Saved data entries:
● ● ●
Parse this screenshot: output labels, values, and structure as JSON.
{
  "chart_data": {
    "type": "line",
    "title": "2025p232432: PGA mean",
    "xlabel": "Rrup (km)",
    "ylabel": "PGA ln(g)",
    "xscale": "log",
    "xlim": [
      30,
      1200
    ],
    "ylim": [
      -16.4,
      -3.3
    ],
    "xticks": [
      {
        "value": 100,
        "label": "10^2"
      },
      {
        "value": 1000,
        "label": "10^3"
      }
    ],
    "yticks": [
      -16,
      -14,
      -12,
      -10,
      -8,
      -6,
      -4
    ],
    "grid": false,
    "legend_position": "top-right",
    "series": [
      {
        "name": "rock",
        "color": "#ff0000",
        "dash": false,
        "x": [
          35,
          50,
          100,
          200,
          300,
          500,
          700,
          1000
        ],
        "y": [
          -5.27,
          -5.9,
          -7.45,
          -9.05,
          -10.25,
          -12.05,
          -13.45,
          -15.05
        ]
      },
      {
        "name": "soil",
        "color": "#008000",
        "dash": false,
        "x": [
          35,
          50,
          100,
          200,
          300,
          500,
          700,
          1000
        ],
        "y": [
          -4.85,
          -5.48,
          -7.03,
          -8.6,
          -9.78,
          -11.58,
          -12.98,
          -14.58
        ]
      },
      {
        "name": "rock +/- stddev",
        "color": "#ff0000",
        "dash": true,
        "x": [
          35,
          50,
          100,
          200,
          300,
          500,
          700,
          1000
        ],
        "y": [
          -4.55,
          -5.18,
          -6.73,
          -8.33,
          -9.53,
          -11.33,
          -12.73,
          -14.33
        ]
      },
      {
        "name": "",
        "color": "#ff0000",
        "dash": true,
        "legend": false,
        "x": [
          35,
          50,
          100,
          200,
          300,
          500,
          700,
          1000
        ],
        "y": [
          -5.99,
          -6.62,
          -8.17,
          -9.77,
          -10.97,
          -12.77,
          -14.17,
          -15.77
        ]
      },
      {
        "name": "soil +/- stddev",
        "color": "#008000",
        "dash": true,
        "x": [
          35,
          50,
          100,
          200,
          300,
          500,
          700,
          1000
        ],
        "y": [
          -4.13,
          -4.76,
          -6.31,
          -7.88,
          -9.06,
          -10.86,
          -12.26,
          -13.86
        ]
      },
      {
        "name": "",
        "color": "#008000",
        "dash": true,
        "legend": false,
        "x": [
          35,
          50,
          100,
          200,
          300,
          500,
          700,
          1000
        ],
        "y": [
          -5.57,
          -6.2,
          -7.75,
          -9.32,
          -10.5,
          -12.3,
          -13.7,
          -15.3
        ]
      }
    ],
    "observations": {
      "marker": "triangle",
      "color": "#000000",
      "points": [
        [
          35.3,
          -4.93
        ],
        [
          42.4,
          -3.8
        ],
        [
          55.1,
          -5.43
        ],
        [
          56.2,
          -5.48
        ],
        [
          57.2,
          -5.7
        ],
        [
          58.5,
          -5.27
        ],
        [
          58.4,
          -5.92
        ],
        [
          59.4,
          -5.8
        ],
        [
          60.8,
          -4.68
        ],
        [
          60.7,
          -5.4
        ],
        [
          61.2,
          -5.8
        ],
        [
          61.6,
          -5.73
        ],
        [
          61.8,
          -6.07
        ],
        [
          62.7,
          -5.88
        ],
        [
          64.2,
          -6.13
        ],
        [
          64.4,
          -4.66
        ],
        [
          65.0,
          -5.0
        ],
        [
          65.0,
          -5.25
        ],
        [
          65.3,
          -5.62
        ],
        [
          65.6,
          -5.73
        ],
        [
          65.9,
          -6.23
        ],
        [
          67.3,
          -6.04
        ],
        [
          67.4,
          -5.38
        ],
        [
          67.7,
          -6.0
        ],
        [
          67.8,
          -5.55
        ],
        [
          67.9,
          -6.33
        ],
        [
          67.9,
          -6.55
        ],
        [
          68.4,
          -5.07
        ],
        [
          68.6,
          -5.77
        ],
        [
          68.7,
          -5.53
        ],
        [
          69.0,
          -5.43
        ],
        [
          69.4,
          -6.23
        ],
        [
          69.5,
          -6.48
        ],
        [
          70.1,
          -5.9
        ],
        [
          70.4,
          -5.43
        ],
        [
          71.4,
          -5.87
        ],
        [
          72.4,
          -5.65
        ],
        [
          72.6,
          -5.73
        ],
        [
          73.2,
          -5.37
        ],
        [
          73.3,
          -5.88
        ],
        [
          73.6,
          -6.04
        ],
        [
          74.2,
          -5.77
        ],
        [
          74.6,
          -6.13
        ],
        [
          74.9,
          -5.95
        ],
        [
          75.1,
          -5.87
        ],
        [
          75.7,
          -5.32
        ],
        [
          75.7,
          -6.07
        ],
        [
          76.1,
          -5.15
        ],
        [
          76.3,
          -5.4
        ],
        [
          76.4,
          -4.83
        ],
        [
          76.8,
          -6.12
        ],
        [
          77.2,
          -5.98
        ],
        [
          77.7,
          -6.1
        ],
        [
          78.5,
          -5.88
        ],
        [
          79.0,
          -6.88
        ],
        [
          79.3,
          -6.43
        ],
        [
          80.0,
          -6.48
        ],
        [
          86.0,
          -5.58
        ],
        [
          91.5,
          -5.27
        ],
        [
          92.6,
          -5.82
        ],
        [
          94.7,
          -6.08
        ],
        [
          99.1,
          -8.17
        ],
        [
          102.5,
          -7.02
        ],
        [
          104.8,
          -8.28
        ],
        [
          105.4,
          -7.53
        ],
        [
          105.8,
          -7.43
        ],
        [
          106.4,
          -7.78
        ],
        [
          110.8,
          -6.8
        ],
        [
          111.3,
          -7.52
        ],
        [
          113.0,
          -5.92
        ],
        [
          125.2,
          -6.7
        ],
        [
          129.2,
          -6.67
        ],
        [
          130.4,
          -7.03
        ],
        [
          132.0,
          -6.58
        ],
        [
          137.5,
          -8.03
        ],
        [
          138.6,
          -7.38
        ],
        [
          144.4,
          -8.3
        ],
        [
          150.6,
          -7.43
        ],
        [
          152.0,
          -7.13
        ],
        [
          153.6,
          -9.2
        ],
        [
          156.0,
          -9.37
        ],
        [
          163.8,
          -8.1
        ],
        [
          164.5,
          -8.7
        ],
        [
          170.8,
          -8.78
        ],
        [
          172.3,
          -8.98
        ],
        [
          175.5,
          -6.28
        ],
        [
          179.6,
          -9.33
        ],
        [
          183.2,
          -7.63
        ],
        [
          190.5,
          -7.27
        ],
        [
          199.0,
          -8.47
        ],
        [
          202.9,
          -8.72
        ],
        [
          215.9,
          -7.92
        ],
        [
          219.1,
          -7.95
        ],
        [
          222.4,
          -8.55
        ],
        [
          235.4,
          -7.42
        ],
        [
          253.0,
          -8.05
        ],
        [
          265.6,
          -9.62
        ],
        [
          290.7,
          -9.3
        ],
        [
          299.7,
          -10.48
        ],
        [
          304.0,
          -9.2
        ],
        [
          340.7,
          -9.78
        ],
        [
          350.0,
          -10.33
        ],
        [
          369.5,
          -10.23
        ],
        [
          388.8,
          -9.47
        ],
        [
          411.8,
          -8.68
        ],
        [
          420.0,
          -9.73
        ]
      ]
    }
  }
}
● ● ●
Give a word-for-word copy of the records.

Parse this screenshot: output labels, values, and structure as JSON.
{
  "chart_data": {
    "type": "line",
    "title": "2025p232432: PGA mean",
    "xlabel": "Rrup (km)",
    "ylabel": "PGA ln(g)",
    "xscale": "log",
    "xlim": [
      30,
      1200
    ],
    "ylim": [
      -16.4,
      -3.3
    ],
    "xticks": [
      {
        "value": 100,
        "label": "10^2"
      },
      {
        "value": 1000,
        "label": "10^3"
      }
    ],
    "yticks": [
      -16,
      -14,
      -12,
      -10,
      -8,
      -6,
      -4
    ],
    "grid": false,
    "legend_position": "top-right",
    "series": [
      {
        "name": "rock",
        "color": "#ff0000",
        "dash": false,
        "x": [
          35,
          50,
          100,
          200,
          300,
          500,
          700,
          1000
        ],
        "y": [
          -5.27,
          -5.9,
          -7.45,
          -9.05,
          -10.25,
          -12.05,
          -13.45,
          -15.05
        ]
      },
      {
        "name": "soil",
        "color": "#008000",
        "dash": false,
        "x": [
          35,
          50,
          100,
          200,
          300,
          500,
          700,
          1000
        ],
        "y": [
          -4.85,
          -5.48,
          -7.03,
          -8.6,
          -9.78,
          -11.58,
          -12.98,
          -14.58
        ]
      },
      {
        "name": "rock +/- stddev",
        "color": "#ff0000",
        "dash": true,
        "x": [
          35,
          50,
          100,
          200,
          300,
          500,
          700,
          1000
        ],
        "y": [
          -4.55,
          -5.18,
          -6.73,
          -8.33,
          -9.53,
          -11.33,
          -12.73,
          -14.33
        ]
      },
      {
        "name": "",
        "color": "#ff0000",
        "dash": true,
        "legend": false,
        "x": [
          35,
          50,
          100,
          200,
          300,
          500,
          700,
          1000
        ],
        "y": [
          -5.99,
          -6.62,
          -8.17,
          -9.77,
          -10.97,
          -12.77,
          -14.17,
          -15.77
        ]
      },
      {
        "name": "soil +/- stddev",
        "color": "#008000",
        "dash": true,
        "x": [
          35,
          50,
          100,
          200,
          300,
          500,
          700,
          1000
        ],
        "y": [
          -4.13,
          -4.76,
          -6.31,
          -7.88,
          -9.06,
          -10.86,
          -12.26,
          -13.86
        ]
      },
      {
        "name": "",
        "color": "#008000",
        "dash": true,
        "legend": false,
        "x": [
          35,
          50,
          100,
          200,
          300,
          500,
          700,
          1000
        ],
        "y": [
          -5.57,
          -6.2,
          -7.75,
          -9.32,
          -10.5,
          -12.3,
          -13.7,
          -15.3
        ]
      }
    ],
    "observations": {
      "marker": "triangle",
      "color": "#000000",
      "points": [
        [
          35.3,
          -4.93
        ],
        [
          42.4,
          -3.8
        ],
        [
          55.1,
          -5.43
        ],
        [
          56.2,
          -5.48
        ],
        [
          57.2,
          -5.7
        ],
        [
          58.5,
          -5.27
        ],
        [
          58.4,
          -5.92
        ],
        [
          59.4,
          -5.8
        ],
        [
          60.8,
          -4.68
        ],
        [
          60.7,
          -5.4
        ],
        [
          61.2,
          -5.8
        ],
        [
          61.6,
          -5.73
        ],
        [
          61.8,
          -6.07
        ],
        [
          62.7,
          -5.88
        ],
        [
          64.2,
          -6.13
        ],
        [
          64.4,
          -4.66
        ],
        [
          65.0,
          -5.0
        ],
        [
          65.0,
          -5.25
        ],
        [
          65.3,
          -5.62
        ],
        [
          65.6,
          -5.73
        ],
        [
          65.9,
          -6.23
        ],
        [
          67.3,
          -6.04
        ],
        [
          67.4,
          -5.38
        ],
        [
          67.7,
          -6.0
        ],
        [
          67.8,
          -5.55
        ],
        [
          67.9,
          -6.33
        ],
        [
          67.9,
          -6.55
        ],
        [
          68.4,
          -5.07
        ],
        [
          68.6,
          -5.77
        ],
        [
          68.7,
          -5.53
        ],
        [
          69.0,
          -5.43
        ],
        [
          69.4,
          -6.23
        ],
        [
          69.5,
          -6.48
        ],
        [
          70.1,
          -5.9
        ],
        [
          70.4,
          -5.43
        ],
        [
          71.4,
          -5.87
        ],
        [
          72.4,
          -5.65
        ],
        [
          72.6,
          -5.73
        ],
        [
          73.2,
          -5.37
        ],
        [
          73.3,
          -5.88
        ],
        [
          73.6,
          -6.04
        ],
        [
          74.2,
          -5.77
        ],
        [
          74.6,
          -6.13
        ],
        [
          74.9,
          -5.95
        ],
        [
          75.1,
          -5.87
        ],
        [
          75.7,
          -5.32
        ],
        [
          75.7,
          -6.07
        ],
        [
          76.1,
          -5.15
        ],
        [
          76.3,
          -5.4
        ],
        [
          76.4,
          -4.83
        ],
        [
          76.8,
          -6.12
        ],
        [
          77.2,
          -5.98
        ],
        [
          77.7,
          -6.1
        ],
        [
          78.5,
          -5.88
        ],
        [
          79.0,
          -6.88
        ],
        [
          79.3,
          -6.43
        ],
        [
          80.0,
          -6.48
        ],
        [
          86.0,
          -5.58
        ],
        [
          91.5,
          -5.27
        ],
        [
          92.6,
          -5.82
        ],
        [
          94.7,
          -6.08
        ],
        [
          99.1,
          -8.17
        ],
        [
          102.5,
          -7.02
        ],
        [
          104.8,
          -8.28
        ],
        [
          105.4,
          -7.53
        ],
        [
          105.8,
          -7.43
        ],
        [
          106.4,
          -7.78
        ],
        [
          110.8,
          -6.8
        ],
        [
          111.3,
          -7.52
        ],
        [
          113.0,
          -5.92
        ],
        [
          125.2,
          -6.7
        ],
        [
          129.2,
          -6.67
        ],
        [
          130.4,
          -7.03
        ],
        [
          132.0,
          -6.58
        ],
        [
          137.5,
          -8.03
        ],
        [
          138.6,
          -7.38
        ],
        [
          144.4,
          -8.3
        ],
        [
          150.6,
          -7.43
        ],
        [
          152.0,
          -7.13
        ],
        [
          153.6,
          -9.2
        ],
        [
          156.0,
          -9.37
        ],
        [
          163.8,
          -8.1
        ],
        [
          164.5,
          -8.7
        ],
        [
          170.8,
          -8.78
        ],
        [
          172.3,
          -8.98
        ],
        [
          175.5,
          -6.28
        ],
        [
          179.6,
          -9.33
        ],
        [
          183.2,
          -7.63
        ],
        [
          190.5,
          -7.27
        ],
        [
          199.0,
          -8.47
        ],
        [
          202.9,
          -8.72
        ],
        [
          215.9,
          -7.92
        ],
        [
          219.1,
          -7.95
        ],
        [
          222.4,
          -8.55
        ],
        [
          235.4,
          -7.42
        ],
        [
          253.0,
          -8.05
        ],
        [
          265.6,
          -9.62
        ],
        [
          290.7,
          -9.3
        ],
        [
          299.7,
          -10.48
        ],
        [
          304.0,
          -9.2
        ],
        [
          340.7,
          -9.78
        ],
        [
          350.0,
          -10.33
        ],
        [
          369.5,
          -10.23
        ],
        [
          388.8,
          -9.47
        ],
        [
          411.8,
          -8.68
        ],
        [
          420.0,
          -9.73
        ]
      ]
    }
  }
}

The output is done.